PROVIDED DATA
○ ○ ○ ○ ○

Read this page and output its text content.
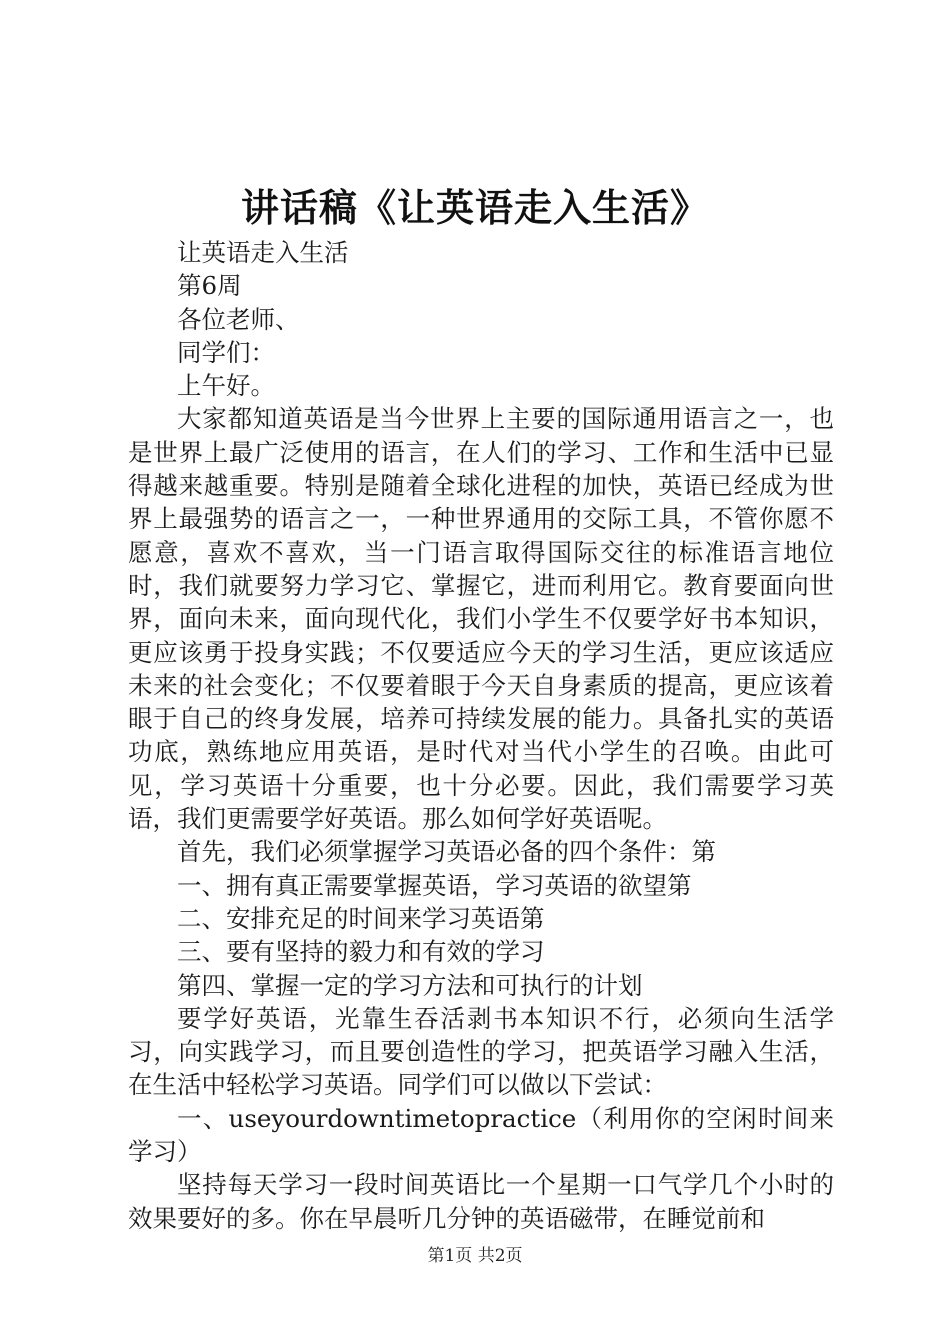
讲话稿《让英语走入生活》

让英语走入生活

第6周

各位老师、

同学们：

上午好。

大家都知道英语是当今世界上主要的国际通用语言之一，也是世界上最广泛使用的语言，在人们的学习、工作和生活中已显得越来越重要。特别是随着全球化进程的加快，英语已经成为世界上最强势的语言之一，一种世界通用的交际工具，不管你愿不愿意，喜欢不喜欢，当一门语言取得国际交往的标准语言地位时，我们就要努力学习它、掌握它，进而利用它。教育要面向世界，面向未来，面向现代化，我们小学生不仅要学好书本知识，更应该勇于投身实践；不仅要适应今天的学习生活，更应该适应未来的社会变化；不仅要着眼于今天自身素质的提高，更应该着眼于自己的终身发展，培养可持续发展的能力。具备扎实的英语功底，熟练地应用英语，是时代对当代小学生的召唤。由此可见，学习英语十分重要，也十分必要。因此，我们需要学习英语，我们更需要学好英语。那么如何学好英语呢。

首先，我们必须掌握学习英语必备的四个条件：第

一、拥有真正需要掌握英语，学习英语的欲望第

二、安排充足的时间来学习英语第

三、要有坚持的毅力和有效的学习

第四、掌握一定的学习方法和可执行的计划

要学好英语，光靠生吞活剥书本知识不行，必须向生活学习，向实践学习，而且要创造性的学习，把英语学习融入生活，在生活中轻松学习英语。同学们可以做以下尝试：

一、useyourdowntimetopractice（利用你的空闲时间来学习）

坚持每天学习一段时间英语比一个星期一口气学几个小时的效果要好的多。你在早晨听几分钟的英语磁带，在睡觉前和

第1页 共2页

○ ○ ○ ○ ○

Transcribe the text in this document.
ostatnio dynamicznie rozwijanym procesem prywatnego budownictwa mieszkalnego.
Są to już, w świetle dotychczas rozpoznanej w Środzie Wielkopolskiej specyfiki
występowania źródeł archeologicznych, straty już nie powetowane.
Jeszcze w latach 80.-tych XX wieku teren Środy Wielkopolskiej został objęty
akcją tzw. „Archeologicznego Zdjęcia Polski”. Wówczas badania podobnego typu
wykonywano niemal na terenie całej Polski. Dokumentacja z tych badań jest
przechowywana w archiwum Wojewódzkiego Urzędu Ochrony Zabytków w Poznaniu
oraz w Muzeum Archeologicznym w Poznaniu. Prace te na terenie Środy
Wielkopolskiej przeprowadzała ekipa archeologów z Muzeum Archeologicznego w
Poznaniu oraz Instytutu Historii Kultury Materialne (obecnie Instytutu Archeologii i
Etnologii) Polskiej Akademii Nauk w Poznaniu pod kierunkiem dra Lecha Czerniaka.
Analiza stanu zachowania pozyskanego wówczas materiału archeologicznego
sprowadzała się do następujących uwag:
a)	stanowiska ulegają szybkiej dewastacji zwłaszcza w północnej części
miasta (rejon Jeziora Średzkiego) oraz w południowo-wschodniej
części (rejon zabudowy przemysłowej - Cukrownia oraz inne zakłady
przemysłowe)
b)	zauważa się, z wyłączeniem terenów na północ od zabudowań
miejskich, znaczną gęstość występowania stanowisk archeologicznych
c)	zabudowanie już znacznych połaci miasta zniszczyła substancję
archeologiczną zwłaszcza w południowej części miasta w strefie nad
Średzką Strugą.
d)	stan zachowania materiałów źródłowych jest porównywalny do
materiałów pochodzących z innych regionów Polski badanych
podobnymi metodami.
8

○ ○ ○ ○ ○

TASK OBJECTIVE
Copy whichever lines in the listing above contain the word "rejon".

SOLUTION
miasta (rejon Jeziora Średzkiego) oraz w południowo-wschodniej
części (rejon zabudowy przemysłowej - Cukrownia oraz inne zakłady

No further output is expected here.